### [Exercise description]
Scan the data below and pick out the lines containing the word "error".

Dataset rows
* * * * * * * * *
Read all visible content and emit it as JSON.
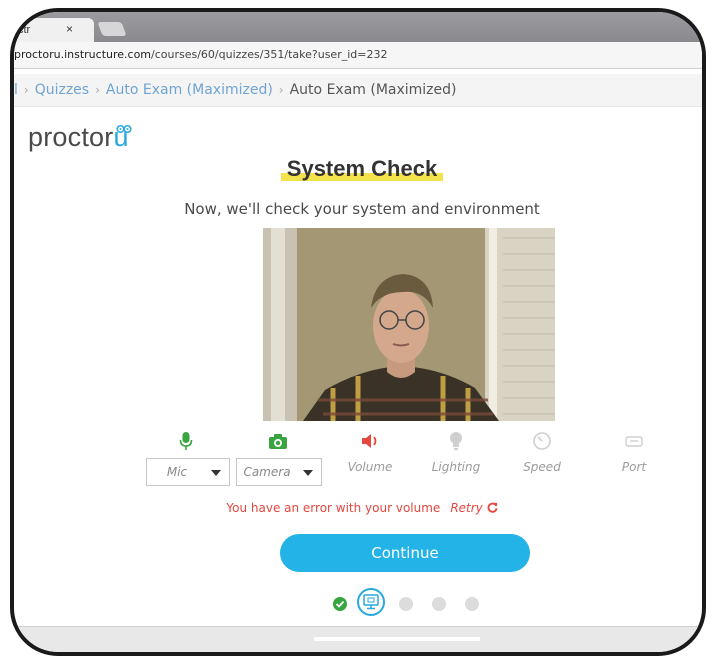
{
  "browser": {
    "tab_title": "ctr",
    "tab_close": "×",
    "url_host": "proctoru.instructure.com",
    "url_path": "/courses/60/quizzes/351/take?user_id=232"
  },
  "breadcrumbs": {
    "items": [
      "Quizzes",
      "Auto Exam (Maximized)"
    ],
    "current": "Auto Exam (Maximized)",
    "separator": "›",
    "leading": "l"
  },
  "logo": {
    "text": "proctor",
    "accent": "u"
  },
  "system_check": {
    "title": "System Check",
    "subtitle": "Now, we'll check your system and environment"
  },
  "checks": [
    {
      "name": "mic",
      "label": "Mic",
      "icon": "microphone-icon",
      "color": "#3aa441"
    },
    {
      "name": "camera",
      "label": "Camera",
      "icon": "camera-icon",
      "color": "#3aa441"
    },
    {
      "name": "volume",
      "label": "Volume",
      "icon": "speaker-icon",
      "color": "#e4473f"
    },
    {
      "name": "lighting",
      "label": "Lighting",
      "icon": "lightbulb-icon",
      "color": "#cfcfcf"
    },
    {
      "name": "speed",
      "label": "Speed",
      "icon": "speedometer-icon",
      "color": "#cfcfcf"
    },
    {
      "name": "port",
      "label": "Port",
      "icon": "port-icon",
      "color": "#cfcfcf"
    }
  ],
  "error": {
    "message": "You have an error with your volume",
    "retry": "Retry"
  },
  "continue_label": "Continue",
  "colors": {
    "accent": "#24b3e6",
    "success": "#3aa441",
    "error": "#e4473f",
    "highlight": "#f3e24c"
  }
}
* * * * * * * * *
### [Complete response]
  "error": {
    "message": "You have an error with your volume",
    "error": "#e4473f",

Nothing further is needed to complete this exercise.